• **EXERCISE DIRECTIONS**
Of all the lines in this data, how many include "Explosion"? Respond with the number only.
---------- ROWS
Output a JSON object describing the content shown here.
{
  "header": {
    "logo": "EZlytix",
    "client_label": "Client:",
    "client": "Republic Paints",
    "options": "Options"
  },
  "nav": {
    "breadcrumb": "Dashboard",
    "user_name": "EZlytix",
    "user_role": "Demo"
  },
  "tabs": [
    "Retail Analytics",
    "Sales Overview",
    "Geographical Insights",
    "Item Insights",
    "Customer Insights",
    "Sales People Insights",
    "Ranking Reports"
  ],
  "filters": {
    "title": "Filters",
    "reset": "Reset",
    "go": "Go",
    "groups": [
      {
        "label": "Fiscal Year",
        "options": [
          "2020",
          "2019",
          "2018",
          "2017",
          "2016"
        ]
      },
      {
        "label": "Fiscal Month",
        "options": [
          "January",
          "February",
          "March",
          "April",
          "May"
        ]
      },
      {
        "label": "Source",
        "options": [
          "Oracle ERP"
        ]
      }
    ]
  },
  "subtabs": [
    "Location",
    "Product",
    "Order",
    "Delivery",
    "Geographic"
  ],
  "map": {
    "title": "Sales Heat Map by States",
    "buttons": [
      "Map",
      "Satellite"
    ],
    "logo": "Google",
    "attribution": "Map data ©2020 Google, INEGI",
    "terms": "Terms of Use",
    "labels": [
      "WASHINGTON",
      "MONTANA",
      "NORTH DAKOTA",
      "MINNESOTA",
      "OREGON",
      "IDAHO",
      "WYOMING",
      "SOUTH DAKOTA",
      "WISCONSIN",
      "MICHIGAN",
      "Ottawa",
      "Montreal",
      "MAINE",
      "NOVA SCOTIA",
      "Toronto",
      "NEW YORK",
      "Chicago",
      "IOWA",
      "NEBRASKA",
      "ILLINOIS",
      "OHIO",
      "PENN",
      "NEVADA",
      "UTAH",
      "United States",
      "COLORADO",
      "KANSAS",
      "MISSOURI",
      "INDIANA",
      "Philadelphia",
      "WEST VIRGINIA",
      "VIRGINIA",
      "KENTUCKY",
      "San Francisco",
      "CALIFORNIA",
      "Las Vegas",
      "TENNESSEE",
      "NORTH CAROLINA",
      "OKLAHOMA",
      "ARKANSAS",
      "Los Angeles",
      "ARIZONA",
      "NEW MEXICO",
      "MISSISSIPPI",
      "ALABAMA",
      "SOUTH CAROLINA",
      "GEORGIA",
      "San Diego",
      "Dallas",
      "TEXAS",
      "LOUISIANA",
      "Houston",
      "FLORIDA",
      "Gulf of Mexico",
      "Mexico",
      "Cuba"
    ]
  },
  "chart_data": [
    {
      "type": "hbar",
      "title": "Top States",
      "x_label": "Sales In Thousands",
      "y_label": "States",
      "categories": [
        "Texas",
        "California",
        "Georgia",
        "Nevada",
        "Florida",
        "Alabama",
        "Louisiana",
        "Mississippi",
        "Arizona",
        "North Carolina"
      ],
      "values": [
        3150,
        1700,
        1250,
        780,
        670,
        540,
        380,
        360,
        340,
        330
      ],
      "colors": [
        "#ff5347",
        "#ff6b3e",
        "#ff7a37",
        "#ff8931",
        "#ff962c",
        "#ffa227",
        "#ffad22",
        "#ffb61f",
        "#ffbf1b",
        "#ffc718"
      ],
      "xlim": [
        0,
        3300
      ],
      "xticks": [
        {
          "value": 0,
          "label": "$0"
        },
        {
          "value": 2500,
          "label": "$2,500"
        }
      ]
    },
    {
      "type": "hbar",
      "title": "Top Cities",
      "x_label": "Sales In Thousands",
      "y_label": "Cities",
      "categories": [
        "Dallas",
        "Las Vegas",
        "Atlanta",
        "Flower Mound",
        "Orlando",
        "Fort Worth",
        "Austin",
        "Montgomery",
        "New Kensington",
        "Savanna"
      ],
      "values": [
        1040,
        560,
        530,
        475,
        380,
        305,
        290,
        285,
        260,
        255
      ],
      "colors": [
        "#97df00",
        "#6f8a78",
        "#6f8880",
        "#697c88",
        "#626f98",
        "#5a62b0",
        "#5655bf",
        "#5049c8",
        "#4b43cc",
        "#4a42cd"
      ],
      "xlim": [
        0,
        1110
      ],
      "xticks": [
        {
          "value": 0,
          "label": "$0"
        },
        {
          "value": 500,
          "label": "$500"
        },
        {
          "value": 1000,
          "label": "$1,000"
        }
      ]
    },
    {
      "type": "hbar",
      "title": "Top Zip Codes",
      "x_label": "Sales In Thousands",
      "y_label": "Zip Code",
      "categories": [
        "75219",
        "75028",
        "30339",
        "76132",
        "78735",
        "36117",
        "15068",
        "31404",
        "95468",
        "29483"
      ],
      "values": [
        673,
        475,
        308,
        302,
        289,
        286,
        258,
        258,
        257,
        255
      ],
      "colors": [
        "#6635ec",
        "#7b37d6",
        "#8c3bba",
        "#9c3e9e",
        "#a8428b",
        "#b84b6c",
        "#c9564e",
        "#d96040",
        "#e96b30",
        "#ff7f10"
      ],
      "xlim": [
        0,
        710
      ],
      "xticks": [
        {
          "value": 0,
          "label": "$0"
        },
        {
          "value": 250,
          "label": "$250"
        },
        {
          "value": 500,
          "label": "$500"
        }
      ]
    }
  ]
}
--------------------
---------- ROWS
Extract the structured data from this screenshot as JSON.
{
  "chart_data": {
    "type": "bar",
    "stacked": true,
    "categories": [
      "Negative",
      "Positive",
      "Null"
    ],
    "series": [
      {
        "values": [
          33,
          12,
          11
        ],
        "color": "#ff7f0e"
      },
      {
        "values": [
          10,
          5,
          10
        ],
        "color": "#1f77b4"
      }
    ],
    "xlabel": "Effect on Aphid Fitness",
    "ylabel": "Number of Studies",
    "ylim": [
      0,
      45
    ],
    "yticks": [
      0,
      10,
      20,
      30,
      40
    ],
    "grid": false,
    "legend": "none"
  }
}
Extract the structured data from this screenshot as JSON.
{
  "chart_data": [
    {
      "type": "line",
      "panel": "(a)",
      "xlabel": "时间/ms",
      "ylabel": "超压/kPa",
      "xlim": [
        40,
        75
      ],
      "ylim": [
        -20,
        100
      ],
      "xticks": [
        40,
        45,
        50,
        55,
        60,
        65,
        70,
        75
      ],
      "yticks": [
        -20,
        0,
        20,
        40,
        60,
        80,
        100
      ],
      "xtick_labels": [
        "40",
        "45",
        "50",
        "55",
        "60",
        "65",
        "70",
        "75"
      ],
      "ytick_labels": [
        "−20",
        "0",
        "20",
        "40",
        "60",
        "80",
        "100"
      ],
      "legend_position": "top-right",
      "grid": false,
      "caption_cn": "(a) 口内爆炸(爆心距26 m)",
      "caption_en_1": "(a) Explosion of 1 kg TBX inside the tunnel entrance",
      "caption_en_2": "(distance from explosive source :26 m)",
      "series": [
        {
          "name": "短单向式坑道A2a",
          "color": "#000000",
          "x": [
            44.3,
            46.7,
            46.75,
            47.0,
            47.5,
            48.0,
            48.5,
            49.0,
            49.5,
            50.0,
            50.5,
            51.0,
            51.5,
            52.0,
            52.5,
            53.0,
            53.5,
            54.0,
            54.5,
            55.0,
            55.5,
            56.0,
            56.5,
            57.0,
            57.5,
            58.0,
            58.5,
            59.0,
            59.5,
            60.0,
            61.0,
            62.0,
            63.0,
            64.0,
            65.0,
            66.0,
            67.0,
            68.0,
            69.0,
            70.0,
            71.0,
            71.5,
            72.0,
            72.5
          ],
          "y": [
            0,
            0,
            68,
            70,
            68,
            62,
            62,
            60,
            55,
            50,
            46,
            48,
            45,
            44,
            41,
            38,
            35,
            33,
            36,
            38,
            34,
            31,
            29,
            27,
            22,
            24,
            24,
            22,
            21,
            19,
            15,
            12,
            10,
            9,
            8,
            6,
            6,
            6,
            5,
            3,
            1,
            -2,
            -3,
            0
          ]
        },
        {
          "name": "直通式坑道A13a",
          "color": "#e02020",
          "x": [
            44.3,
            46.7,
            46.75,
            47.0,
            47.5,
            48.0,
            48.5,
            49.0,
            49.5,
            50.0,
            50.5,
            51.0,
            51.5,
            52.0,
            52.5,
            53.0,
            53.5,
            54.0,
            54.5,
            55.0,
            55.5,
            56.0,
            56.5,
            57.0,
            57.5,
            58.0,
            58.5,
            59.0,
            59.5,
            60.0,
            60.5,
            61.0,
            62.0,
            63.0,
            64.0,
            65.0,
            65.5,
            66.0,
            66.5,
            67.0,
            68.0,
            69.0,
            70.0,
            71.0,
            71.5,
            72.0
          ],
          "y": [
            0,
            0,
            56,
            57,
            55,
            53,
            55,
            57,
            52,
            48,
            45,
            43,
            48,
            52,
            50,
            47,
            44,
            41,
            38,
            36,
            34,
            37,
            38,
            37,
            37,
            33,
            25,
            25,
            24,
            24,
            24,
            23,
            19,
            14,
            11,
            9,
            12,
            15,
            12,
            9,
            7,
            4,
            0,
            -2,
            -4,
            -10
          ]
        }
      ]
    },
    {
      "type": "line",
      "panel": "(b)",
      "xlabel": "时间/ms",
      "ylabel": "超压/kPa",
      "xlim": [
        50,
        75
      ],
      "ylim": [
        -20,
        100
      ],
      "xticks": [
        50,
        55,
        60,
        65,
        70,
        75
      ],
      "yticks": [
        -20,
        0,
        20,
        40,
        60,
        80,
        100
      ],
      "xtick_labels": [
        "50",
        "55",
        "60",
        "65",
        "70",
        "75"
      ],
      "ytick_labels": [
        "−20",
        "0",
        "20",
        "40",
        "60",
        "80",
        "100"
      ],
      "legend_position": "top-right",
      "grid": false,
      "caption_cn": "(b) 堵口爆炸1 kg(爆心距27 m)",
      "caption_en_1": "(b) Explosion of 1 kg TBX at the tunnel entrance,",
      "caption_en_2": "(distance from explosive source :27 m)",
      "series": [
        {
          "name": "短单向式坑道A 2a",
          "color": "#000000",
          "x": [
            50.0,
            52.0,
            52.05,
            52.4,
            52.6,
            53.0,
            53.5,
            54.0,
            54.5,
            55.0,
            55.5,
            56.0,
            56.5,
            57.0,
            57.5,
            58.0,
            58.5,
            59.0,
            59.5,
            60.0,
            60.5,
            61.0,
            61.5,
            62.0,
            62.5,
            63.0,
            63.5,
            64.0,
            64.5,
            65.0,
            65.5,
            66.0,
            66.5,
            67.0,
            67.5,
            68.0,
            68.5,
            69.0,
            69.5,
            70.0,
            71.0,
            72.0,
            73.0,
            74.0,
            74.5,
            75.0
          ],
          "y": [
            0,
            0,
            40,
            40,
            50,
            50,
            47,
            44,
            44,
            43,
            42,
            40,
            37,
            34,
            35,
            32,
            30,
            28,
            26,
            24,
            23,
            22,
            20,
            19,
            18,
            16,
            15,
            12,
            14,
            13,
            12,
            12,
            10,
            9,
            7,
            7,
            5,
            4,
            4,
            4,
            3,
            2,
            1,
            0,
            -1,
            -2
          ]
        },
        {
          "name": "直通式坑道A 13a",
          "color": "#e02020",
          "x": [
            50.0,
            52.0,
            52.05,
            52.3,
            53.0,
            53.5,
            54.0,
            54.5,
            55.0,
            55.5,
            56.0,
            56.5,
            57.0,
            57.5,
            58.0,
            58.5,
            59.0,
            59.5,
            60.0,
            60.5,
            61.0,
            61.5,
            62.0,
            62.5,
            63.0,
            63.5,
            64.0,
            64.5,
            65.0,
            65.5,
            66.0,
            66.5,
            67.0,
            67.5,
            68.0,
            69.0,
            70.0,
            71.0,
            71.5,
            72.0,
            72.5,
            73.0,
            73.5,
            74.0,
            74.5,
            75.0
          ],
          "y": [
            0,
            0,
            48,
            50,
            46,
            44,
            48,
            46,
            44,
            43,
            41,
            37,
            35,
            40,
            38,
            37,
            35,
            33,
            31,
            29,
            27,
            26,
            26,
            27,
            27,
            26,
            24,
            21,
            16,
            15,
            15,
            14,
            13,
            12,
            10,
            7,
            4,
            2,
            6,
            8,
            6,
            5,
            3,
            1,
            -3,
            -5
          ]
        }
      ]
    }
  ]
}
--------------------
---------- ROWS
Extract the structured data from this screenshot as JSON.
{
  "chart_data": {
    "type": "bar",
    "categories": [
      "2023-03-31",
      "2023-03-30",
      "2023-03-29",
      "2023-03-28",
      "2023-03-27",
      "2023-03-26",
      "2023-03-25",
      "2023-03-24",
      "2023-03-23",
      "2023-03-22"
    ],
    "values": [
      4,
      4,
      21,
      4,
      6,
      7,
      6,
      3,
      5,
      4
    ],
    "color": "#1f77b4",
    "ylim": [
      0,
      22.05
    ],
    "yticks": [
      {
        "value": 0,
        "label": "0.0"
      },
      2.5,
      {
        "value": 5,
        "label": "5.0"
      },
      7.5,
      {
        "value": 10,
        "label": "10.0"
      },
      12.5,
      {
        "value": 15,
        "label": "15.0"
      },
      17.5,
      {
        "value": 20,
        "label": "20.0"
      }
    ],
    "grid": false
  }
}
--------------------
• **EXERCISE ANSWER**
2